Dataset listings of figures
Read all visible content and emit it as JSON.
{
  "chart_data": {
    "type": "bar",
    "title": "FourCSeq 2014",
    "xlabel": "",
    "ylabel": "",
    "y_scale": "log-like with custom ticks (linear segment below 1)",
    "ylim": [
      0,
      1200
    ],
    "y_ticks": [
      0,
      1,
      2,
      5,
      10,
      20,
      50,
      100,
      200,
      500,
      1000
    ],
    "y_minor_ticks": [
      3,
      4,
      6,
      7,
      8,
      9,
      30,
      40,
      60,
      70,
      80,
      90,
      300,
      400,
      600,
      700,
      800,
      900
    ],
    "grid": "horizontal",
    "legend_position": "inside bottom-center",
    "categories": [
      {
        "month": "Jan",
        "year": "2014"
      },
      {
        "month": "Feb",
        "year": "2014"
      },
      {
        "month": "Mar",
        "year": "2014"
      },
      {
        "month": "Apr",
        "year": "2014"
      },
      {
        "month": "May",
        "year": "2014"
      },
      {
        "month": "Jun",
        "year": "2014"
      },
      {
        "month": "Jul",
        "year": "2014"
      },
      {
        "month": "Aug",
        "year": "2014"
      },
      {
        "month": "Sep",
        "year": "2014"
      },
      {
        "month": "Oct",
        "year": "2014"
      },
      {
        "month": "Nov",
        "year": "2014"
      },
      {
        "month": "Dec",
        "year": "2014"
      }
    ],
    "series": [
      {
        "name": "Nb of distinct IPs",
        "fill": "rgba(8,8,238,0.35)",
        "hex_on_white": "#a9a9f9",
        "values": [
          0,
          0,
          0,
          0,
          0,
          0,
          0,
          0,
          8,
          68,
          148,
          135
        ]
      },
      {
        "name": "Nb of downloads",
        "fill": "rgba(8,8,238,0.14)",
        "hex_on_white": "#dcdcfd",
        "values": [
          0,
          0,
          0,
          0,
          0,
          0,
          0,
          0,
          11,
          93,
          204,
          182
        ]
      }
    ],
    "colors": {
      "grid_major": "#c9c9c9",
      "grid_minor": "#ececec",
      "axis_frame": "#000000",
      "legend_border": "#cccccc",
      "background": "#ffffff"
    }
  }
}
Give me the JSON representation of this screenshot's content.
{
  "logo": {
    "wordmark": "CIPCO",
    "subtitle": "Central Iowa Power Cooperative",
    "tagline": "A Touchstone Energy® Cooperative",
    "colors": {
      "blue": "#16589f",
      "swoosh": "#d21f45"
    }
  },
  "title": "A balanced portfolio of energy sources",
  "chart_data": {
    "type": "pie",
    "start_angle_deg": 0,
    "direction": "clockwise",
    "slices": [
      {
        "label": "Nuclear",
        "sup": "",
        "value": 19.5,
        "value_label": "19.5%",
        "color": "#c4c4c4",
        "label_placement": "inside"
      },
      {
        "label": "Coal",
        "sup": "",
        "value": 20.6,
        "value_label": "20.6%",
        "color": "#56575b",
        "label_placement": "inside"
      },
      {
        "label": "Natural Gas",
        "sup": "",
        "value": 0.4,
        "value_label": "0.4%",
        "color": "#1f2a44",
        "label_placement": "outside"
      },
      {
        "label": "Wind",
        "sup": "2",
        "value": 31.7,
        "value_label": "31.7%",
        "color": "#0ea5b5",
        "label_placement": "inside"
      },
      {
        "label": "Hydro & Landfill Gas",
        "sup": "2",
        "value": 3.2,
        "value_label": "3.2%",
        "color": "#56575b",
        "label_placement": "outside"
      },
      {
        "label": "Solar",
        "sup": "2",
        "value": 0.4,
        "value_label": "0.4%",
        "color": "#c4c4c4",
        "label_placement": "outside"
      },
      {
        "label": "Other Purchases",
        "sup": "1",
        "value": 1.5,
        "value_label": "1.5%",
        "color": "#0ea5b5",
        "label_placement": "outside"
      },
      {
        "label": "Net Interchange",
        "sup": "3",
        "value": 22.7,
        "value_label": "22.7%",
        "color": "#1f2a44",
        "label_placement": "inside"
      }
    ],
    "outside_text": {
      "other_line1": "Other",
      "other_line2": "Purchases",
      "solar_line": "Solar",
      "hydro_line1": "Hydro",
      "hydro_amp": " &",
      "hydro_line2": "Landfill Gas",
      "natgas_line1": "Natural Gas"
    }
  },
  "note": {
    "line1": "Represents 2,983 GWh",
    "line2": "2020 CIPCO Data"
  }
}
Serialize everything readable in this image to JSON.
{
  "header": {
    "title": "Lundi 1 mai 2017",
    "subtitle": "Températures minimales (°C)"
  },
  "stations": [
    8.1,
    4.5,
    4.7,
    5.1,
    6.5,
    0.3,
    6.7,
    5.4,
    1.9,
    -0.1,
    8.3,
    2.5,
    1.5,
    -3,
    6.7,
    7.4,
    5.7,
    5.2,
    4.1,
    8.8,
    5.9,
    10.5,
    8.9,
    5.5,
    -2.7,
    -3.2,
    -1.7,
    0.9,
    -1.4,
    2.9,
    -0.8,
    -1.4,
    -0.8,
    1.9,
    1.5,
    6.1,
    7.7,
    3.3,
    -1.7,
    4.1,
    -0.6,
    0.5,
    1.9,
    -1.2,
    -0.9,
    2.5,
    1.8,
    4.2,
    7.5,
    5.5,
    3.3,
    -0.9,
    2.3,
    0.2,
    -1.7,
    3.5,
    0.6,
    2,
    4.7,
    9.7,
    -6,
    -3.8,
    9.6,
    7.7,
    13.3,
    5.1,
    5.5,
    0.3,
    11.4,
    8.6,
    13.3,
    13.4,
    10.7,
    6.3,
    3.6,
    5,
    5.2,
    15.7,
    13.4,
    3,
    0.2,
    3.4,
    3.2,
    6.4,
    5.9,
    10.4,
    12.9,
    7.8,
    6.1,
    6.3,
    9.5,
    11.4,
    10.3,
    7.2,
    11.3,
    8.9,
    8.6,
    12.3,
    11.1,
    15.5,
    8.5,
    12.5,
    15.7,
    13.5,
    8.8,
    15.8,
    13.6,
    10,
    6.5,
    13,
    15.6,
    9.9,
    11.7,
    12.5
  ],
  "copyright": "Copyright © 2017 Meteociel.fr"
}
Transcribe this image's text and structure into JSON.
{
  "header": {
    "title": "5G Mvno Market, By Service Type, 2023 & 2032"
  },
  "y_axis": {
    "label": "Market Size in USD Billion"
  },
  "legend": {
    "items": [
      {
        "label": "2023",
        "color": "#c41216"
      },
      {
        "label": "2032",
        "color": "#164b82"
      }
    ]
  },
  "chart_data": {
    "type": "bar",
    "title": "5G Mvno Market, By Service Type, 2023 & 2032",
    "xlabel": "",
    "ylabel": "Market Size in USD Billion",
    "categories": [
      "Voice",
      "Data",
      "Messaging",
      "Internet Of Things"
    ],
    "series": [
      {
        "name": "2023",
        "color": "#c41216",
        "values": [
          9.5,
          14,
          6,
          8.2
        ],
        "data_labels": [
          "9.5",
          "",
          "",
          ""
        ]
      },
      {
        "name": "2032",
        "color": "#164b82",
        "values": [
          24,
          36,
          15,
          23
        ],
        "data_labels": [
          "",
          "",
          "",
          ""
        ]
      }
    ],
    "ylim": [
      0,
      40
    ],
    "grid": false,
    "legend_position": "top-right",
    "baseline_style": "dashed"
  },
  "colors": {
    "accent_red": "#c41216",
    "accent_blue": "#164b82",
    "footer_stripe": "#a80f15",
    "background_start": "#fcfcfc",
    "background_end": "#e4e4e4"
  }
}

WRITTEN REQUEST:
Check each line of the material above for "Landfill" and say how many lines contain it, giving the number alone.

EXPECTED OUTPUT:
2